### Problem requirements
Reproduce every entry below precisely; do not include the pictures.

### Records for the task
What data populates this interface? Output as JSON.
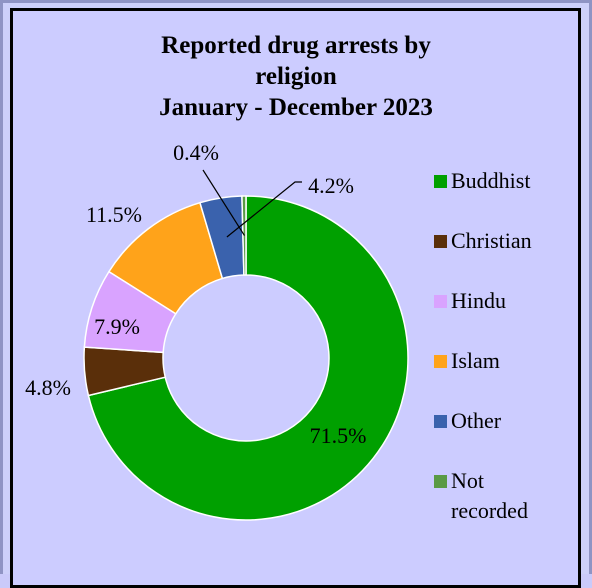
{
  "chart_data": {
    "type": "pie",
    "donut": true,
    "title": [
      "Reported drug arrests by",
      "religion",
      "January - December  2023"
    ],
    "categories": [
      "Buddhist",
      "Christian",
      "Hindu",
      "Islam",
      "Other",
      "Not recorded"
    ],
    "values": [
      71.5,
      4.8,
      7.9,
      11.5,
      4.2,
      0.4
    ],
    "labels": [
      "71.5%",
      "4.8%",
      "7.9%",
      "11.5%",
      "4.2%",
      "0.4%"
    ],
    "colors": [
      "#00a000",
      "#5a2f0a",
      "#d9a3ff",
      "#ffa31a",
      "#3a62ad",
      "#5a9a45"
    ],
    "legend": {
      "position": "right",
      "entries": [
        [
          "Buddhist"
        ],
        [
          "Christian"
        ],
        [
          "Hindu"
        ],
        [
          "Islam"
        ],
        [
          "Other"
        ],
        [
          "Not",
          "recorded"
        ]
      ]
    }
  }
}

### Exercise answer
What data populates this interface? Output as JSON.
{
  "chart_data": {
    "type": "pie",
    "donut": true,
    "title": [
      "Reported drug arrests by",
      "religion",
      "January - December  2023"
    ],
    "categories": [
      "Buddhist",
      "Christian",
      "Hindu",
      "Islam",
      "Other",
      "Not recorded"
    ],
    "values": [
      71.5,
      4.8,
      7.9,
      11.5,
      4.2,
      0.4
    ],
    "labels": [
      "71.5%",
      "4.8%",
      "7.9%",
      "11.5%",
      "4.2%",
      "0.4%"
    ],
    "colors": [
      "#00a000",
      "#5a2f0a",
      "#d9a3ff",
      "#ffa31a",
      "#3a62ad",
      "#5a9a45"
    ],
    "legend": {
      "position": "right",
      "entries": [
        [
          "Buddhist"
        ],
        [
          "Christian"
        ],
        [
          "Hindu"
        ],
        [
          "Islam"
        ],
        [
          "Other"
        ],
        [
          "Not",
          "recorded"
        ]
      ]
    }
  }
}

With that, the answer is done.